## begin

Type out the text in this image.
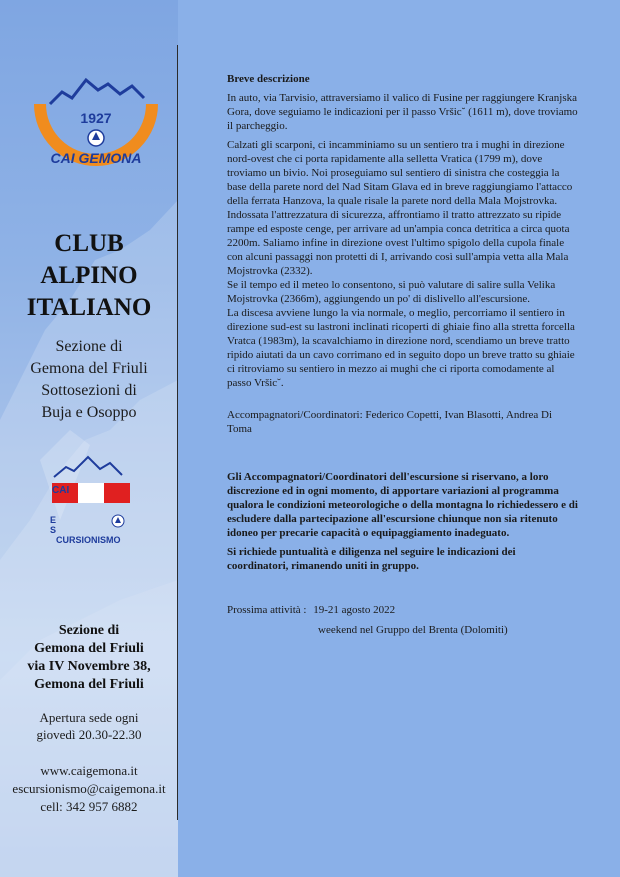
1927
CAI GEMONA
CLUB
ALPINO
ITALIANO
Sezione di
Gemona del Friuli
Sottosezioni di
Buja e Osoppo
CAI
ES
CURSIONISMO
Sezione di
Gemona del Friuli
via IV Novembre 38,
Gemona del Friuli
Apertura sede ogni
giovedì 20.30-22.30
www.caigemona.it
escursionismo@caigemona.it
cell: 342 957 6882
Breve descrizione

In auto, via Tarvisio, attraversiamo il valico di Fusine per raggiungere Kranjska Gora, dove seguiamo le indicazioni per il passo Vršic˘ (1611 m), dove troviamo il parcheggio.

Calzati gli scarponi, ci incamminiamo su un sentiero tra i mughi in direzione nord-ovest che ci porta rapidamente alla selletta Vratica (1799 m), dove troviamo un bivio. Noi proseguiamo sul sentiero di sinistra che costeggia la base della parete nord del Nad Sitam Glava ed in breve raggiungiamo l'attacco della ferrata Hanzova, la quale risale la parete nord della Mala Mojstrovka.
Indossata l'attrezzatura di sicurezza, affrontiamo il tratto attrezzato su ripide rampe ed esposte cenge, per arrivare ad un'ampia conca detritica a circa quota 2200m. Saliamo infine in direzione ovest l'ultimo spigolo della cupola finale con alcuni passaggi non protetti di I, arrivando così sull'ampia vetta alla Mala Mojstrovka (2332).
Se il tempo ed il meteo lo consentono, si può valutare di salire sulla Velika Mojstrovka (2366m), aggiungendo un po' di dislivello all'escursione.
La discesa avviene lungo la via normale, o meglio, percorriamo il sentiero in direzione sud-est su lastroni inclinati ricoperti di ghiaie fino alla stretta forcella Vratca (1983m), la scavalchiamo in direzione nord, scendiamo un breve tratto ripido aiutati da un cavo corrimano ed in seguito dopo un breve tratto su ghiaie ci ritroviamo su sentiero in mezzo ai mughi che ci riporta comodamente al passo Vršic˘.

Accompagnatori/Coordinatori: Federico Copetti, Ivan Blasotti, Andrea Di Toma

Gli Accompagnatori/Coordinatori dell'escursione si riservano, a loro discrezione ed in ogni momento, di apportare variazioni al programma qualora le condizioni meteorologiche o della montagna lo richiedessero e di escludere dalla partecipazione all'escursione chiunque non sia ritenuto idoneo per precarie capacità o equipaggiamento inadeguato.

Si richiede puntualità e diligenza nel seguire le indicazioni dei coordinatori, rimanendo uniti in gruppo.

Prossima attività : 19-21 agosto 2022
weekend nel Gruppo del Brenta (Dolomiti)
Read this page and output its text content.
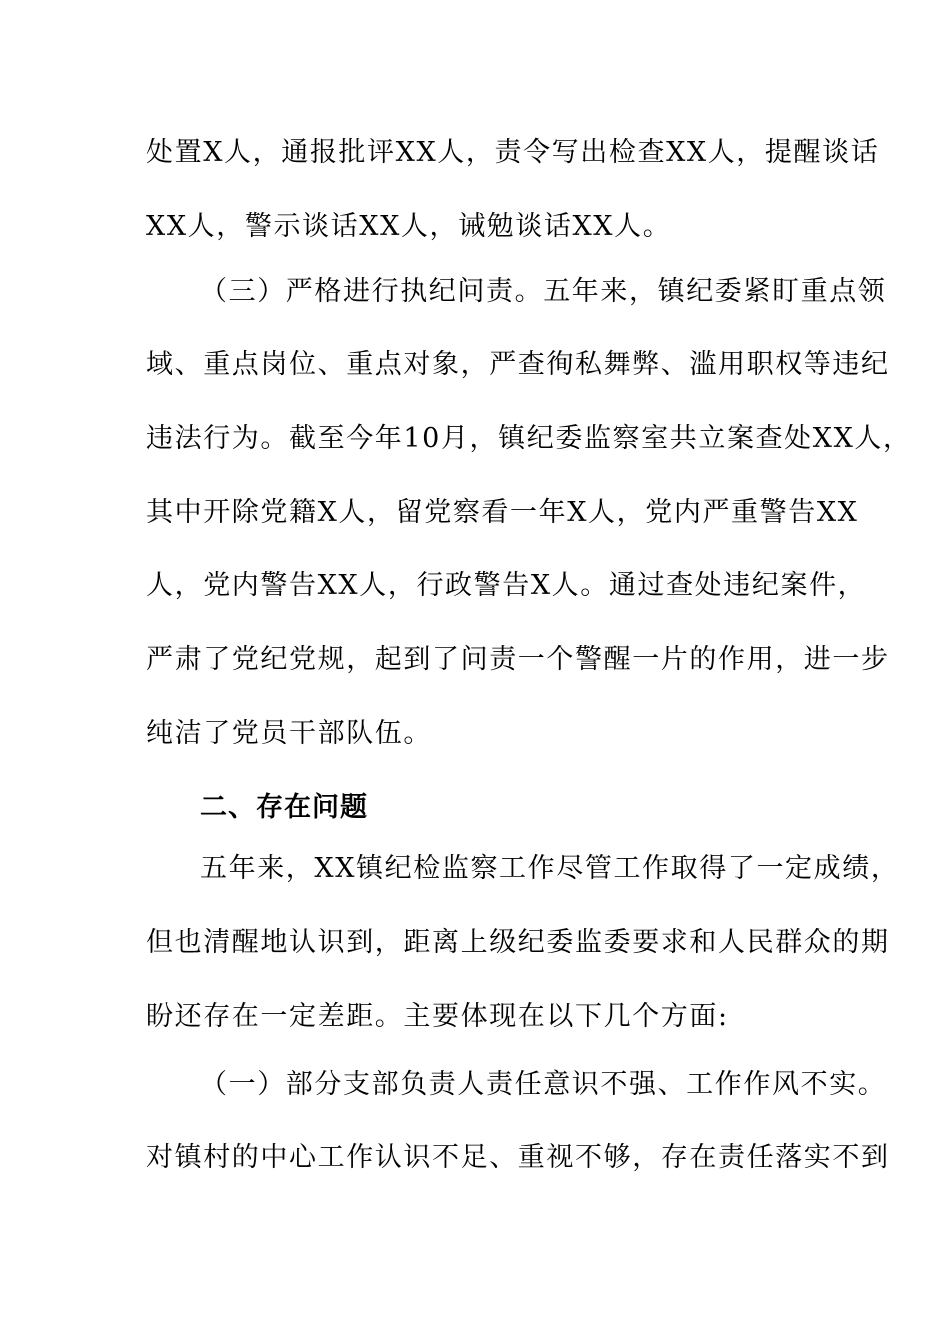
处置X人，通报批评XX人，责令写出检查XX人，提醒谈话
XX人，警示谈话XX人，诫勉谈话XX人。
（三）严格进行执纪问责。五年来，镇纪委紧盯重点领
域、重点岗位、重点对象，严查徇私舞弊、滥用职权等违纪
违法行为。截至今年10月，镇纪委监察室共立案查处XX人，
其中开除党籍X人，留党察看一年X人，党内严重警告XX
人，党内警告XX人，行政警告X人。通过查处违纪案件，
严肃了党纪党规，起到了问责一个警醒一片的作用，进一步
纯洁了党员干部队伍。
二、存在问题
五年来，XX镇纪检监察工作尽管工作取得了一定成绩，
但也清醒地认识到，距离上级纪委监委要求和人民群众的期
盼还存在一定差距。主要体现在以下几个方面:
（一）部分支部负责人责任意识不强、工作作风不实。
对镇村的中心工作认识不足、重视不够，存在责任落实不到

## end

* Set problem: Identify all lines where the word "caigemona" shows up. Copy them.

* Finished answer:
www.caigemona.it
escursionismo@caigemona.it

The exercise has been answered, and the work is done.